--- Material shown ---
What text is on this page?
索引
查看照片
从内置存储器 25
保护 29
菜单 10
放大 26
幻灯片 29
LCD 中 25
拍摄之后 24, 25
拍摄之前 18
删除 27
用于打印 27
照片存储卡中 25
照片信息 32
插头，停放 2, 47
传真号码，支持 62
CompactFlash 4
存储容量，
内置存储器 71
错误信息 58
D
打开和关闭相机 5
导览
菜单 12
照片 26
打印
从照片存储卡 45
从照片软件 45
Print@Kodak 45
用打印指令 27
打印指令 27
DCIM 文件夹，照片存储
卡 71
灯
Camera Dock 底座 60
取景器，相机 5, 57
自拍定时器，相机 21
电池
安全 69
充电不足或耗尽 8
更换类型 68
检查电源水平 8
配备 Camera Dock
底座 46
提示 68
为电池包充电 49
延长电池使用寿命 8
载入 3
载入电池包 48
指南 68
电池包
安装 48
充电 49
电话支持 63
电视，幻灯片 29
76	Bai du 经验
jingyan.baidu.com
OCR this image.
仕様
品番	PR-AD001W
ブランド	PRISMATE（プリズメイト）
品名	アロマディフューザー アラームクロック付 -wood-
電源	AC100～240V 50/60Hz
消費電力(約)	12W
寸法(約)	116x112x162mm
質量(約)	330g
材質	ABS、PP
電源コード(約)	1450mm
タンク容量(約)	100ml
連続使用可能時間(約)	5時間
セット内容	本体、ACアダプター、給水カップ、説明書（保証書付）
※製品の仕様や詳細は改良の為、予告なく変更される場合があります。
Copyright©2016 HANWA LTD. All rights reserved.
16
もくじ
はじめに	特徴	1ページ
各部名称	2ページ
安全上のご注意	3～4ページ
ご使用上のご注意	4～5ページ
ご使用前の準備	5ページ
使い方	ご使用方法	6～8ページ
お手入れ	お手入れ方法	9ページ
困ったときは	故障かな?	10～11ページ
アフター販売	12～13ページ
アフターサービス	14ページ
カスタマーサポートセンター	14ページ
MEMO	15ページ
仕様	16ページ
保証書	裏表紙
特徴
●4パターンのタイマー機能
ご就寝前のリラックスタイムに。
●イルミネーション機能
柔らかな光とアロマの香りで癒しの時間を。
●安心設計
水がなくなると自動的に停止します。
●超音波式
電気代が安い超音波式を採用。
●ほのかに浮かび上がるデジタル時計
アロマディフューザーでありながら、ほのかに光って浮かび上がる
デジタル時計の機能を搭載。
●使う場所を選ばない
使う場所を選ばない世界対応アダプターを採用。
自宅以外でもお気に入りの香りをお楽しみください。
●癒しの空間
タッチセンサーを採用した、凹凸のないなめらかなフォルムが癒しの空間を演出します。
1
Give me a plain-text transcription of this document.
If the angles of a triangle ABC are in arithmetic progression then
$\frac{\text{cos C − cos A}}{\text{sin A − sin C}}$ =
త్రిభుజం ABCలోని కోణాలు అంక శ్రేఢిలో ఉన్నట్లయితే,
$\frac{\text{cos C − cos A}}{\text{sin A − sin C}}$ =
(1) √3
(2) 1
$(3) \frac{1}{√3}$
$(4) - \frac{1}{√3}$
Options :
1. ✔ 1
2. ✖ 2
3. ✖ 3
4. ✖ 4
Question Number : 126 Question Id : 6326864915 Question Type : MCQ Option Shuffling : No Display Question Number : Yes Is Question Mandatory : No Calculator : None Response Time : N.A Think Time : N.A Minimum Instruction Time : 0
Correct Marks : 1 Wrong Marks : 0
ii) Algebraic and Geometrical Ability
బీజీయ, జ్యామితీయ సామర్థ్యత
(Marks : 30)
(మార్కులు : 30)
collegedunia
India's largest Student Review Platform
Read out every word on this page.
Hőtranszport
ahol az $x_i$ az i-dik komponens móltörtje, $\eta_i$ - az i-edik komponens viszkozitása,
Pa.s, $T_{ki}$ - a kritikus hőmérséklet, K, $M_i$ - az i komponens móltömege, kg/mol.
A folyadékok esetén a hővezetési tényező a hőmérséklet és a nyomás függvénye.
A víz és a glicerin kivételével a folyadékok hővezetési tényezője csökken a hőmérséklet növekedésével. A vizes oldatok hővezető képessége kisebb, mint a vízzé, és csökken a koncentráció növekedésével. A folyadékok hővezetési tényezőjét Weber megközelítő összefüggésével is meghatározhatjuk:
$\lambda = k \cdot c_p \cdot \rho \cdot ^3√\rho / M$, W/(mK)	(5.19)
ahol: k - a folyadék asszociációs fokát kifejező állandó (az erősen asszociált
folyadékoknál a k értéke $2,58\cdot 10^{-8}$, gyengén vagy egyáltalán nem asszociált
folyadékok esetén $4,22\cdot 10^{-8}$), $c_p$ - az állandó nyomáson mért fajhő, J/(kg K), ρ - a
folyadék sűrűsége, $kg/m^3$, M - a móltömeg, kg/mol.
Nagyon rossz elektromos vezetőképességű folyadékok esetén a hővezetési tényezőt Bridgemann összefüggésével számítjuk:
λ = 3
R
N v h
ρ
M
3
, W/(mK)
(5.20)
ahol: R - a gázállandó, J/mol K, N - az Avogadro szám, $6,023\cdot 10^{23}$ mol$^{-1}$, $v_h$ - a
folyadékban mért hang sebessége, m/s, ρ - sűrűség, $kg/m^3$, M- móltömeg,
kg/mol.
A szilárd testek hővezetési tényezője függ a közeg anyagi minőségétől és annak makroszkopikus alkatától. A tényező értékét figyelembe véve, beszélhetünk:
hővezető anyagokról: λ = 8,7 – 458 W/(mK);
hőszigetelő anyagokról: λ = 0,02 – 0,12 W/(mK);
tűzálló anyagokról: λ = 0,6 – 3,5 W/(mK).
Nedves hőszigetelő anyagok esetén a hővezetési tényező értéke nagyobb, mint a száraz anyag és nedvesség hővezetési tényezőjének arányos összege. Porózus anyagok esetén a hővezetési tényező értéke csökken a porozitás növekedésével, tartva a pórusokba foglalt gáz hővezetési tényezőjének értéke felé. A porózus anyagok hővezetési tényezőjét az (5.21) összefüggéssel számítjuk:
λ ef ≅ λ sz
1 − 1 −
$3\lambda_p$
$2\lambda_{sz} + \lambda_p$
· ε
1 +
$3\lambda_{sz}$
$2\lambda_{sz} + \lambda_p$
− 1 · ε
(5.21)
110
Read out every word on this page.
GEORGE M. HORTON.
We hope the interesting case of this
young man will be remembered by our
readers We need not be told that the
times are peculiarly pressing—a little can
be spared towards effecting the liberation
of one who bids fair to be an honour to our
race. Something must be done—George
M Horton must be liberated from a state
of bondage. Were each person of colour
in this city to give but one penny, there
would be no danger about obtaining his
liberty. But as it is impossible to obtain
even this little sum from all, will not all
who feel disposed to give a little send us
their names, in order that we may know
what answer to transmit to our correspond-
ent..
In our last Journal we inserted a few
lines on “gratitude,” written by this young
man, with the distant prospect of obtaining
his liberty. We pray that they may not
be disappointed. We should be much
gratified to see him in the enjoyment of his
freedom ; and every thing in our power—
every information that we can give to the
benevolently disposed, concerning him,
---
» Problem details
Take the lines above and print them exactly.

» Task answer
What text is on this page?
索引
查看照片
从内置存储器 25
保护 29
菜单 10
放大 26
幻灯片 29
LCD 中 25
拍摄之后 24, 25
拍摄之前 18
删除 27
用于打印 27
照片存储卡中 25
照片信息 32
插头，停放 2, 47
传真号码，支持 62
CompactFlash 4
存储容量，
内置存储器 71
错误信息 58
D
打开和关闭相机 5
导览
菜单 12
照片 26
打印
从照片存储卡 45
从照片软件 45
Print@Kodak 45
用打印指令 27
打印指令 27
DCIM 文件夹，照片存储
卡 71
灯
Camera Dock 底座 60
取景器，相机 5, 57
自拍定时器，相机 21
电池
安全 69
充电不足或耗尽 8
更换类型 68
检查电源水平 8
配备 Camera Dock
底座 46
提示 68
为电池包充电 49
延长电池使用寿命 8
载入 3
载入电池包 48
指南 68
电池包
安装 48
充电 49
电话支持 63
电视，幻灯片 29
76	Bai du 经验
jingyan.baidu.com
OCR this image.
仕様
品番	PR-AD001W
ブランド	PRISMATE（プリズメイト）
品名	アロマディフューザー アラームクロック付 -wood-
電源	AC100～240V 50/60Hz
消費電力(約)	12W
寸法(約)	116x112x162mm
質量(約)	330g
材質	ABS、PP
電源コード(約)	1450mm
タンク容量(約)	100ml
連続使用可能時間(約)	5時間
セット内容	本体、ACアダプター、給水カップ、説明書（保証書付）
※製品の仕様や詳細は改良の為、予告なく変更される場合があります。
Copyright©2016 HANWA LTD. All rights reserved.
16
もくじ
はじめに	特徴	1ページ
各部名称	2ページ
安全上のご注意	3～4ページ
ご使用上のご注意	4～5ページ
ご使用前の準備	5ページ
使い方	ご使用方法	6～8ページ
お手入れ	お手入れ方法	9ページ
困ったときは	故障かな?	10～11ページ
アフター販売	12～13ページ
アフターサービス	14ページ
カスタマーサポートセンター	14ページ
MEMO	15ページ
仕様	16ページ
保証書	裏表紙
特徴
●4パターンのタイマー機能
ご就寝前のリラックスタイムに。
●イルミネーション機能
柔らかな光とアロマの香りで癒しの時間を。
●安心設計
水がなくなると自動的に停止します。
●超音波式
電気代が安い超音波式を採用。
●ほのかに浮かび上がるデジタル時計
アロマディフューザーでありながら、ほのかに光って浮かび上がる
デジタル時計の機能を搭載。
●使う場所を選ばない
使う場所を選ばない世界対応アダプターを採用。
自宅以外でもお気に入りの香りをお楽しみください。
●癒しの空間
タッチセンサーを採用した、凹凸のないなめらかなフォルムが癒しの空間を演出します。
1
Give me a plain-text transcription of this document.
If the angles of a triangle ABC are in arithmetic progression then
$\frac{\text{cos C − cos A}}{\text{sin A − sin C}}$ =
త్రిభుజం ABCలోని కోణాలు అంక శ్రేఢిలో ఉన్నట్లయితే,
$\frac{\text{cos C − cos A}}{\text{sin A − sin C}}$ =
(1) √3
(2) 1
$(3) \frac{1}{√3}$
$(4) - \frac{1}{√3}$
Options :
1. ✔ 1
2. ✖ 2
3. ✖ 3
4. ✖ 4
Question Number : 126 Question Id : 6326864915 Question Type : MCQ Option Shuffling : No Display Question Number : Yes Is Question Mandatory : No Calculator : None Response Time : N.A Think Time : N.A Minimum Instruction Time : 0
Correct Marks : 1 Wrong Marks : 0
ii) Algebraic and Geometrical Ability
బీజీయ, జ్యామితీయ సామర్థ్యత
(Marks : 30)
(మార్కులు : 30)
collegedunia
India's largest Student Review Platform
Read out every word on this page.
Hőtranszport
ahol az $x_i$ az i-dik komponens móltörtje, $\eta_i$ - az i-edik komponens viszkozitása,
Pa.s, $T_{ki}$ - a kritikus hőmérséklet, K, $M_i$ - az i komponens móltömege, kg/mol.
A folyadékok esetén a hővezetési tényező a hőmérséklet és a nyomás függvénye.
A víz és a glicerin kivételével a folyadékok hővezetési tényezője csökken a hőmérséklet növekedésével. A vizes oldatok hővezető képessége kisebb, mint a vízzé, és csökken a koncentráció növekedésével. A folyadékok hővezetési tényezőjét Weber megközelítő összefüggésével is meghatározhatjuk:
$\lambda = k \cdot c_p \cdot \rho \cdot ^3√\rho / M$, W/(mK)	(5.19)
ahol: k - a folyadék asszociációs fokát kifejező állandó (az erősen asszociált
folyadékoknál a k értéke $2,58\cdot 10^{-8}$, gyengén vagy egyáltalán nem asszociált
folyadékok esetén $4,22\cdot 10^{-8}$), $c_p$ - az állandó nyomáson mért fajhő, J/(kg K), ρ - a
folyadék sűrűsége, $kg/m^3$, M - a móltömeg, kg/mol.
Nagyon rossz elektromos vezetőképességű folyadékok esetén a hővezetési tényezőt Bridgemann összefüggésével számítjuk:
λ = 3
R
N v h
ρ
M
3
, W/(mK)
(5.20)
ahol: R - a gázállandó, J/mol K, N - az Avogadro szám, $6,023\cdot 10^{23}$ mol$^{-1}$, $v_h$ - a
folyadékban mért hang sebessége, m/s, ρ - sűrűség, $kg/m^3$, M- móltömeg,
kg/mol.
A szilárd testek hővezetési tényezője függ a közeg anyagi minőségétől és annak makroszkopikus alkatától. A tényező értékét figyelembe véve, beszélhetünk:
hővezető anyagokról: λ = 8,7 – 458 W/(mK);
hőszigetelő anyagokról: λ = 0,02 – 0,12 W/(mK);
tűzálló anyagokról: λ = 0,6 – 3,5 W/(mK).
Nedves hőszigetelő anyagok esetén a hővezetési tényező értéke nagyobb, mint a száraz anyag és nedvesség hővezetési tényezőjének arányos összege. Porózus anyagok esetén a hővezetési tényező értéke csökken a porozitás növekedésével, tartva a pórusokba foglalt gáz hővezetési tényezőjének értéke felé. A porózus anyagok hővezetési tényezőjét az (5.21) összefüggéssel számítjuk:
λ ef ≅ λ sz
1 − 1 −
$3\lambda_p$
$2\lambda_{sz} + \lambda_p$
· ε
1 +
$3\lambda_{sz}$
$2\lambda_{sz} + \lambda_p$
− 1 · ε
(5.21)
110
Read out every word on this page.
GEORGE M. HORTON.
We hope the interesting case of this
young man will be remembered by our
readers We need not be told that the
times are peculiarly pressing—a little can
be spared towards effecting the liberation
of one who bids fair to be an honour to our
race. Something must be done—George
M Horton must be liberated from a state
of bondage. Were each person of colour
in this city to give but one penny, there
would be no danger about obtaining his
liberty. But as it is impossible to obtain
even this little sum from all, will not all
who feel disposed to give a little send us
their names, in order that we may know
what answer to transmit to our correspond-
ent..
In our last Journal we inserted a few
lines on “gratitude,” written by this young
man, with the distant prospect of obtaining
his liberty. We pray that they may not
be disappointed. We should be much
gratified to see him in the enjoyment of his
freedom ; and every thing in our power—
every information that we can give to the
benevolently disposed, concerning him,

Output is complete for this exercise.